● REQUIREMENTS
How many lines in the entries below include the string "emoji"? Answer with the number only.

** begin INFORMATION SHOWN **

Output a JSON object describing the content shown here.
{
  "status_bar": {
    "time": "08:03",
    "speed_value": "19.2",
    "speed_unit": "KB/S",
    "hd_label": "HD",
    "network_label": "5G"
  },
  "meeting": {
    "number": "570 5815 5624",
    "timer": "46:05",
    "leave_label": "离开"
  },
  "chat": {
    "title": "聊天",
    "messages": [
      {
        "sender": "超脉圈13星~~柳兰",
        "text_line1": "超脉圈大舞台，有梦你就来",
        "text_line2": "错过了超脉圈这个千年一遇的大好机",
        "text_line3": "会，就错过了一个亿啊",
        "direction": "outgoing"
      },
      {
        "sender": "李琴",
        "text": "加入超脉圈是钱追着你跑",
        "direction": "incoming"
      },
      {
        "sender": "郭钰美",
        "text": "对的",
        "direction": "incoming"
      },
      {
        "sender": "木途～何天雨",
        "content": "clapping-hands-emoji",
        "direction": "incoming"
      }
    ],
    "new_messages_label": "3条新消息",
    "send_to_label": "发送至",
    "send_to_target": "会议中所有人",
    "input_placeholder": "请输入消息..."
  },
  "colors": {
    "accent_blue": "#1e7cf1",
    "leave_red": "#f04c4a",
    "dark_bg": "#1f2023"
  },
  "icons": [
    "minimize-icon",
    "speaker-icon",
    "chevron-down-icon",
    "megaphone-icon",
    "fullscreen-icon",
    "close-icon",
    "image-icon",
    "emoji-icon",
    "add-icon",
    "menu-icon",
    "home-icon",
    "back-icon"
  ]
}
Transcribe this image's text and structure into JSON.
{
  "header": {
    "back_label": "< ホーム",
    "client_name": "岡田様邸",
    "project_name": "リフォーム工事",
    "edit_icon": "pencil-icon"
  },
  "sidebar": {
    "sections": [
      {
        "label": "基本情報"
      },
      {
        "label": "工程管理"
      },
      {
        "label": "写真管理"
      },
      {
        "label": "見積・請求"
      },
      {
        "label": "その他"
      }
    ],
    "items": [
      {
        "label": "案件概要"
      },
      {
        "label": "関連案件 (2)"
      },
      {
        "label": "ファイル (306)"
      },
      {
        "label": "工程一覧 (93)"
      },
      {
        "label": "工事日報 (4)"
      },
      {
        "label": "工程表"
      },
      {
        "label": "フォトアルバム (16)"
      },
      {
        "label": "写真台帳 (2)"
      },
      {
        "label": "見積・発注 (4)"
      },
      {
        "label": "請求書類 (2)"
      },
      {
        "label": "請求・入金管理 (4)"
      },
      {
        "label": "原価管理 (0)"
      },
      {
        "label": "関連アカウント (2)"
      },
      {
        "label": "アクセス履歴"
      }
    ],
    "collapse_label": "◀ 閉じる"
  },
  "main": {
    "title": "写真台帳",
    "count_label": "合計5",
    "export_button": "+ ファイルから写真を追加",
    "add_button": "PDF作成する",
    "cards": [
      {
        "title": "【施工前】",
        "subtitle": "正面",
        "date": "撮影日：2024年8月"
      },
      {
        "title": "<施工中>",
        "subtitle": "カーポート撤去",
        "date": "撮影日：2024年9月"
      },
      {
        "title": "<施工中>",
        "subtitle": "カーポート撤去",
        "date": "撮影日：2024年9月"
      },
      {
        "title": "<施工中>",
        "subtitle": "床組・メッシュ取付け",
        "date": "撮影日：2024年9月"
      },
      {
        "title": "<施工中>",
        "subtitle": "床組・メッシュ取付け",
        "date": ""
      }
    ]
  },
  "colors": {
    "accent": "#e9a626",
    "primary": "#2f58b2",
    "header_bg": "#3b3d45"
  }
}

** end INFORMATION SHOWN **

● OUTPUT FOR THIS EXERCISE
2